## Exercise
In the material below, find all lines with the string "true" and copy them.

## Working data
"""

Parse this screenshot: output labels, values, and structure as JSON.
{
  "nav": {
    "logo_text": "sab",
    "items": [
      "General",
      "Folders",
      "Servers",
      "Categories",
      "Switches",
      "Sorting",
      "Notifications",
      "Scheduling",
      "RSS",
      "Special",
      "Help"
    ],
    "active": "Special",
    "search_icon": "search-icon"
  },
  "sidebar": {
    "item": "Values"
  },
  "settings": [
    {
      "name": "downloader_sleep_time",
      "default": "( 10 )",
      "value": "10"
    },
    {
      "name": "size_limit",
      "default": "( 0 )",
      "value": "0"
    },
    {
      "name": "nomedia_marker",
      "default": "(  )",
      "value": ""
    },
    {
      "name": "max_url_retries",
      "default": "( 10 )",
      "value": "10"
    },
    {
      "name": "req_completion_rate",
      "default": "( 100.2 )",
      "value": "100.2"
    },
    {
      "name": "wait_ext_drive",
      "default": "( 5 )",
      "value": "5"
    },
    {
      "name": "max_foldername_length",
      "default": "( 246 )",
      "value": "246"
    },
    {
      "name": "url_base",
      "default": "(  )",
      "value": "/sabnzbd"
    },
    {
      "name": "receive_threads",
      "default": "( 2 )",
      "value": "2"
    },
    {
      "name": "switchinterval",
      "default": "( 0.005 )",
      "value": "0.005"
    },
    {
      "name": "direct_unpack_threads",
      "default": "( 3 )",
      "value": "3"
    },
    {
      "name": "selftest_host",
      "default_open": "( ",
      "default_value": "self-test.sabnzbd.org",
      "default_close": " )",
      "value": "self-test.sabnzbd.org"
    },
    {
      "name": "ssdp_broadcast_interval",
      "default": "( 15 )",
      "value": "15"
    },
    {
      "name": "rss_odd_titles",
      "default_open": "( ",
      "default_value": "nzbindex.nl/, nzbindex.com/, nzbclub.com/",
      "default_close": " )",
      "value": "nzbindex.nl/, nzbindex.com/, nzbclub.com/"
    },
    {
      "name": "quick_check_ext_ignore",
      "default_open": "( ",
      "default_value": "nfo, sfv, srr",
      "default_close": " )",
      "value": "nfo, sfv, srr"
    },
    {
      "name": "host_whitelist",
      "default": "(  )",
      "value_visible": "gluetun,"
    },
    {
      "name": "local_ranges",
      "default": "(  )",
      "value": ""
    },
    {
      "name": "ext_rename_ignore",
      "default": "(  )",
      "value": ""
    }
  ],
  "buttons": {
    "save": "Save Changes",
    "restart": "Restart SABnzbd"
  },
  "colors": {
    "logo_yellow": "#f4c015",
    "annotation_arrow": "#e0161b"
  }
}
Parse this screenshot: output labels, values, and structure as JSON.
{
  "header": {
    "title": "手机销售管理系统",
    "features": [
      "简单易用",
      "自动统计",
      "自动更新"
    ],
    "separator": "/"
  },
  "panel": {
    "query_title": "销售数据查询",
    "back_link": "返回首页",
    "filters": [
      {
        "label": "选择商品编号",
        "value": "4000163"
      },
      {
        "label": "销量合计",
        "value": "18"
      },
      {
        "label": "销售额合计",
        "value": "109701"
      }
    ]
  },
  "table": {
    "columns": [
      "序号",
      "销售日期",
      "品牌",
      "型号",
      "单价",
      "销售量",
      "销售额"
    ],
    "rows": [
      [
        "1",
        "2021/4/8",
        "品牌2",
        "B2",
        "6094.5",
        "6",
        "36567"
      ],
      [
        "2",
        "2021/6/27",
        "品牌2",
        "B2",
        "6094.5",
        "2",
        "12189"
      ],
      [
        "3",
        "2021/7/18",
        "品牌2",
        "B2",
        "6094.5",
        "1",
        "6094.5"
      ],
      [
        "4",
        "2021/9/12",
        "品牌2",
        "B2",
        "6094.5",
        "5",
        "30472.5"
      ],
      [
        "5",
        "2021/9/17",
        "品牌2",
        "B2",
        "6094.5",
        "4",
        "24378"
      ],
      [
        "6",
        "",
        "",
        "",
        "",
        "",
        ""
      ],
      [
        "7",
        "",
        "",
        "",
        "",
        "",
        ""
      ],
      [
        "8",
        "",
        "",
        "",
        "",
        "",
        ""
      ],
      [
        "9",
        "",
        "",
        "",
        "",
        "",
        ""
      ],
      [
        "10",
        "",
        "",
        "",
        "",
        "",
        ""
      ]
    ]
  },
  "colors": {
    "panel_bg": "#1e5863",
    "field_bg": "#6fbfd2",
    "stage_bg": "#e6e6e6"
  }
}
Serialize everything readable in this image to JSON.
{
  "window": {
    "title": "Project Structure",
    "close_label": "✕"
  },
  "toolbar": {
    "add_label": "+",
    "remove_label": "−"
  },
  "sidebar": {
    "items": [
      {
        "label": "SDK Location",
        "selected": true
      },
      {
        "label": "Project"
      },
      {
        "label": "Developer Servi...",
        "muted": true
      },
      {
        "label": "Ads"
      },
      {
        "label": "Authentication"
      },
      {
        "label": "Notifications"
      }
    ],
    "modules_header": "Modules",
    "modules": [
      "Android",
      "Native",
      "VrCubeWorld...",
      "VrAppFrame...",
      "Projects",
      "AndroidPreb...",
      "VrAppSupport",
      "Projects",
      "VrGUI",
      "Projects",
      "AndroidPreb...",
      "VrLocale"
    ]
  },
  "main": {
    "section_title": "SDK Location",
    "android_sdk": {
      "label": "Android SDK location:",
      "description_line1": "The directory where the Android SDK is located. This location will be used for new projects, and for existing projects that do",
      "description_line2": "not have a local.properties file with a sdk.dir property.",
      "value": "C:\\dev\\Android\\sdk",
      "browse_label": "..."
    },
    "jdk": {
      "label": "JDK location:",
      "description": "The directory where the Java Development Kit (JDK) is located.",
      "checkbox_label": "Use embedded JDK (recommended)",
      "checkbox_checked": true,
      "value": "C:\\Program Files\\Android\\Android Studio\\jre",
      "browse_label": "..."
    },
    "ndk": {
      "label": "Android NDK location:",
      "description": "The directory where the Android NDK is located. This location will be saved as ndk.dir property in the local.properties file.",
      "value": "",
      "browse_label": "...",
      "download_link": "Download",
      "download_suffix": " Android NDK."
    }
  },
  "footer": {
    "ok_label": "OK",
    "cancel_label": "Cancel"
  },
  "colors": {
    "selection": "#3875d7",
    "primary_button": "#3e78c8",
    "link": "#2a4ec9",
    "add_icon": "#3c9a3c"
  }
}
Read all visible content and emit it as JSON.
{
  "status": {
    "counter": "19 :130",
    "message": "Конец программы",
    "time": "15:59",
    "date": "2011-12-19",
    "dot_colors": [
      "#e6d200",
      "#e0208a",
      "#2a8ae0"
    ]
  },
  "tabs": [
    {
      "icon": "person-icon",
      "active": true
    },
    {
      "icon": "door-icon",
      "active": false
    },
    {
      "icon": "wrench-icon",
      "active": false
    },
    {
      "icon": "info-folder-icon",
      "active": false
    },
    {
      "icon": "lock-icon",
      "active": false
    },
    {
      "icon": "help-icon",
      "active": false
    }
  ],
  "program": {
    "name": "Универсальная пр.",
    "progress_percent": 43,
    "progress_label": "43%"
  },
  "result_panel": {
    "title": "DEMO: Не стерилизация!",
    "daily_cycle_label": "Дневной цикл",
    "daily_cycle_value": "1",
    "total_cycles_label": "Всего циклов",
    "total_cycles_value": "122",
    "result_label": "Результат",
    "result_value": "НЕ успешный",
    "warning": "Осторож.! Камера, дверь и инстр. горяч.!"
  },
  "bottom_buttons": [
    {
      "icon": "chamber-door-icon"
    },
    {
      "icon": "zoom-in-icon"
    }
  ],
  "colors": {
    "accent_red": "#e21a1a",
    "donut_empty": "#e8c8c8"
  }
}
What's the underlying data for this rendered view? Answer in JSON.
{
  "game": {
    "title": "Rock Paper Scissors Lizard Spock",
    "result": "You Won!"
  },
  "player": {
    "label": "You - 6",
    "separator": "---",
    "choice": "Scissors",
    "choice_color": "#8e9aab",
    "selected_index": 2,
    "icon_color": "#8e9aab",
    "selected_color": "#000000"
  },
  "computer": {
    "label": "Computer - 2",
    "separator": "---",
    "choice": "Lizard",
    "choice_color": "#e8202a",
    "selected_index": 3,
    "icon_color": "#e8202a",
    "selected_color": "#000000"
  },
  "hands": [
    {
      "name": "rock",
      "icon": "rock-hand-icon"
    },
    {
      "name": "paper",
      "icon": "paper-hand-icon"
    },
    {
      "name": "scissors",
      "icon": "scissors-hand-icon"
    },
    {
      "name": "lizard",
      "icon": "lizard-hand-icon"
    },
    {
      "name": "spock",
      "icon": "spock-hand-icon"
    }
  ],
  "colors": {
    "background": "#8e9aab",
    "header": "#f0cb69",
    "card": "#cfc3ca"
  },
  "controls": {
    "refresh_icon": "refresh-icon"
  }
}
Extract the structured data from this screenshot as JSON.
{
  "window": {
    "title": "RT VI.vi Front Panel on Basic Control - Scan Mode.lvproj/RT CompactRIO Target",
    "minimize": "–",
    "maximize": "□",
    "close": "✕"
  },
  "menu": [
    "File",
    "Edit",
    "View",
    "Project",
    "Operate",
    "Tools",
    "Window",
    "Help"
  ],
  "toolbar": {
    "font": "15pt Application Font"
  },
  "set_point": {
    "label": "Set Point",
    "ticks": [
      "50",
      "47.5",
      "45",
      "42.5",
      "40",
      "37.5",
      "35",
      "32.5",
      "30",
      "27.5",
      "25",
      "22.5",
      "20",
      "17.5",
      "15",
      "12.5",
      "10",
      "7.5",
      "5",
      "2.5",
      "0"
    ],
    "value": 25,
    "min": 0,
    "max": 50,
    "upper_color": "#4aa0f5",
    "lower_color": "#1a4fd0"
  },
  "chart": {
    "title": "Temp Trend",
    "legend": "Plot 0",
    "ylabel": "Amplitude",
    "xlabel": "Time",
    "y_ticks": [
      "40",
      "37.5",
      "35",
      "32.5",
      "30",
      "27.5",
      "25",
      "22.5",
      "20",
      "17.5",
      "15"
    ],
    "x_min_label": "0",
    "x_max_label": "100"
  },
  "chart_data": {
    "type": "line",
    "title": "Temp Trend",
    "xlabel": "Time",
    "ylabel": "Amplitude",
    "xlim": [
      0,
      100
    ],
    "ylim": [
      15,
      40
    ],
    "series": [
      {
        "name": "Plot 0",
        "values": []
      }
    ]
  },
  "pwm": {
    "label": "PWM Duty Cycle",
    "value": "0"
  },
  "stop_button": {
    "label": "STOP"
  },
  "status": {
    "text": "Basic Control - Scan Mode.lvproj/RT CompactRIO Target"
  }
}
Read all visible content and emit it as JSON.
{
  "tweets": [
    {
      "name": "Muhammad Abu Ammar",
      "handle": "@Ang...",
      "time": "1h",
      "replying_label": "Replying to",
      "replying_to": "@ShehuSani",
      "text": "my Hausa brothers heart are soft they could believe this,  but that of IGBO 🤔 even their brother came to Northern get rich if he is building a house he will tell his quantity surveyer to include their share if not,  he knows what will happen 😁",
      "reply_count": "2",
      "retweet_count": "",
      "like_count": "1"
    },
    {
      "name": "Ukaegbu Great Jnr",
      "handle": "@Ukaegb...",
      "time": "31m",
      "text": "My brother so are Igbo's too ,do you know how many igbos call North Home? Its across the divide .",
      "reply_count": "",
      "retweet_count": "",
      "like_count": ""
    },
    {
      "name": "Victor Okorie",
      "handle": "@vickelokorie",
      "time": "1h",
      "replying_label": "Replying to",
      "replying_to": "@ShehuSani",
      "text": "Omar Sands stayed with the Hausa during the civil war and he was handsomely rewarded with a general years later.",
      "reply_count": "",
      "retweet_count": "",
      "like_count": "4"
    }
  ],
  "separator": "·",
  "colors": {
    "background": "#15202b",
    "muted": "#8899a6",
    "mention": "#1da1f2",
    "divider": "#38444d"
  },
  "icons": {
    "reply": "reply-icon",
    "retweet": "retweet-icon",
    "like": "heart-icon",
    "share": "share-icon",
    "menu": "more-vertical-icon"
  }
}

"""

## Exercise output
        "selected": true
        "muted": true
      "checkbox_checked": true,
      "active": true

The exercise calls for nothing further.